Every line below that mentions the word "International" should be copied out.
#### Supplied information
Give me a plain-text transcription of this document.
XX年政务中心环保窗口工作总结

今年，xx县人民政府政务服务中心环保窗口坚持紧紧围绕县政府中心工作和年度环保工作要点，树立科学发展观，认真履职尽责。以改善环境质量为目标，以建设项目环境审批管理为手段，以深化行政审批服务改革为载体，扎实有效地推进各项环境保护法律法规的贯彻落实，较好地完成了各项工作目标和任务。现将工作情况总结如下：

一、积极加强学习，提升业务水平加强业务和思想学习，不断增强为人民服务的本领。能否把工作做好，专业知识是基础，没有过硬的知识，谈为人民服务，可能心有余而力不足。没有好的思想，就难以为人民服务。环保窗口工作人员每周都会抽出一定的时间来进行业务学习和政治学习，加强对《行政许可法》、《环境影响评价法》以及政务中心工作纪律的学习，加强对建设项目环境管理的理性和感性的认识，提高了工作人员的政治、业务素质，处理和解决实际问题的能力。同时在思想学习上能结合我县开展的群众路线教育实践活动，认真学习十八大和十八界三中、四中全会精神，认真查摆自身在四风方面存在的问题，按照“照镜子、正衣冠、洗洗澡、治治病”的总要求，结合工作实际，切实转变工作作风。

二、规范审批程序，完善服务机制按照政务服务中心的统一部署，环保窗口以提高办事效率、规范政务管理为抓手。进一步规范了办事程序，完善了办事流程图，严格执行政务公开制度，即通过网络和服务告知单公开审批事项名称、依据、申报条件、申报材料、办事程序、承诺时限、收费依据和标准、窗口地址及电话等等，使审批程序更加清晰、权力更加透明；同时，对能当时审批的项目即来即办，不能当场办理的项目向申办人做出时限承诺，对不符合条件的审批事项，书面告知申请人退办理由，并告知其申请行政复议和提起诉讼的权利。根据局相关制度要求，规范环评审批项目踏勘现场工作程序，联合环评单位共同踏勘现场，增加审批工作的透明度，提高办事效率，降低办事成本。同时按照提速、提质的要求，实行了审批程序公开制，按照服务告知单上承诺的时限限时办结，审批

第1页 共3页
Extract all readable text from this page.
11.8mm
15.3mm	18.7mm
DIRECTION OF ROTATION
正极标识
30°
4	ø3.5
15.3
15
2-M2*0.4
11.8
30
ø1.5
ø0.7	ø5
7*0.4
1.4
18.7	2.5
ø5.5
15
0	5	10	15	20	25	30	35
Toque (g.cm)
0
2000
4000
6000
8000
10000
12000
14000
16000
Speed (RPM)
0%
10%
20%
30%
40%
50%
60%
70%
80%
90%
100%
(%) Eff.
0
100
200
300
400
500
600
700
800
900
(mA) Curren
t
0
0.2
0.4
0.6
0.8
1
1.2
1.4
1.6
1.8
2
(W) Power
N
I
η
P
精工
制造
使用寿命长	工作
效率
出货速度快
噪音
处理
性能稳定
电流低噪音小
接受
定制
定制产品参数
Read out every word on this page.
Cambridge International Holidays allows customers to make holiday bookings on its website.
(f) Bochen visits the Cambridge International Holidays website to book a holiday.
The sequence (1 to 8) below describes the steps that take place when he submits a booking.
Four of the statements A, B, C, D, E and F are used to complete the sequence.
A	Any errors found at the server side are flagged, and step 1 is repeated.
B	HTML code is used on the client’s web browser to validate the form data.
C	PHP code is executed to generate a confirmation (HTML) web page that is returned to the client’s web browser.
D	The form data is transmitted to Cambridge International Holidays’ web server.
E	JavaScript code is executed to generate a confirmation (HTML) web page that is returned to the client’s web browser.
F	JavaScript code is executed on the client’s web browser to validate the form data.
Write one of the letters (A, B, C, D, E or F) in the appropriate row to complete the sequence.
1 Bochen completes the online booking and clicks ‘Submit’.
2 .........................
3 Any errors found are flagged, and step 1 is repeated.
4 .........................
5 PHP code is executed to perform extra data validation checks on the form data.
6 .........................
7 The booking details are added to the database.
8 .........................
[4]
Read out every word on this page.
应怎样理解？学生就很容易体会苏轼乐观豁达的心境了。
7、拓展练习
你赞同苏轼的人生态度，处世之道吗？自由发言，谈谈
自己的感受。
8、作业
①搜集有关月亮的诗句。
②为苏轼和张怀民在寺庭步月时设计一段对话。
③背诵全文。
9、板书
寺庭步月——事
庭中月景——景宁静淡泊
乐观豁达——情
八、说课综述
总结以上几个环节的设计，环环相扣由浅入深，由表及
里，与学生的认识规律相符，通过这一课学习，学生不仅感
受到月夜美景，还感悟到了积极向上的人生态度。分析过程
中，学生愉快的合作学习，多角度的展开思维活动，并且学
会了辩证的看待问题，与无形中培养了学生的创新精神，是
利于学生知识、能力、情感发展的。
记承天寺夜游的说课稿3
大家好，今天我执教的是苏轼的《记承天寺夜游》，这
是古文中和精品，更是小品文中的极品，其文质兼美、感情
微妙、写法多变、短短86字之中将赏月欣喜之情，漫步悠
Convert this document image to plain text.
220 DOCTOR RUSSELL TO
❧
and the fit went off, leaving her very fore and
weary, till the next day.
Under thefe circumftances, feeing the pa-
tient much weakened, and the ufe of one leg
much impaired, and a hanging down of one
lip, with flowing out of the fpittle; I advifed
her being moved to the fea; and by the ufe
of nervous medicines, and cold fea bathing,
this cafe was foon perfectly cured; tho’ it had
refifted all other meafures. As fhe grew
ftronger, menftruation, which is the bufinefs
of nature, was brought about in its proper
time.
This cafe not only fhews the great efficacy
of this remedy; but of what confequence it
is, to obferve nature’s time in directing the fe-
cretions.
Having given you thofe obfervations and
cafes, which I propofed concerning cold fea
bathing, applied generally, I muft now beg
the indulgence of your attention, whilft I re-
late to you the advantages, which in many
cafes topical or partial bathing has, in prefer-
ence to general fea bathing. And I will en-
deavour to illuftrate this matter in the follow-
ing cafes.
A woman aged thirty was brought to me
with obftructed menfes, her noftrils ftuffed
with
########
Final answer =>
Cambridge International Holidays allows customers to make holiday bookings on its website.
(f) Bochen visits the Cambridge International Holidays website to book a holiday.
D	The form data is transmitted to Cambridge International Holidays’ web server.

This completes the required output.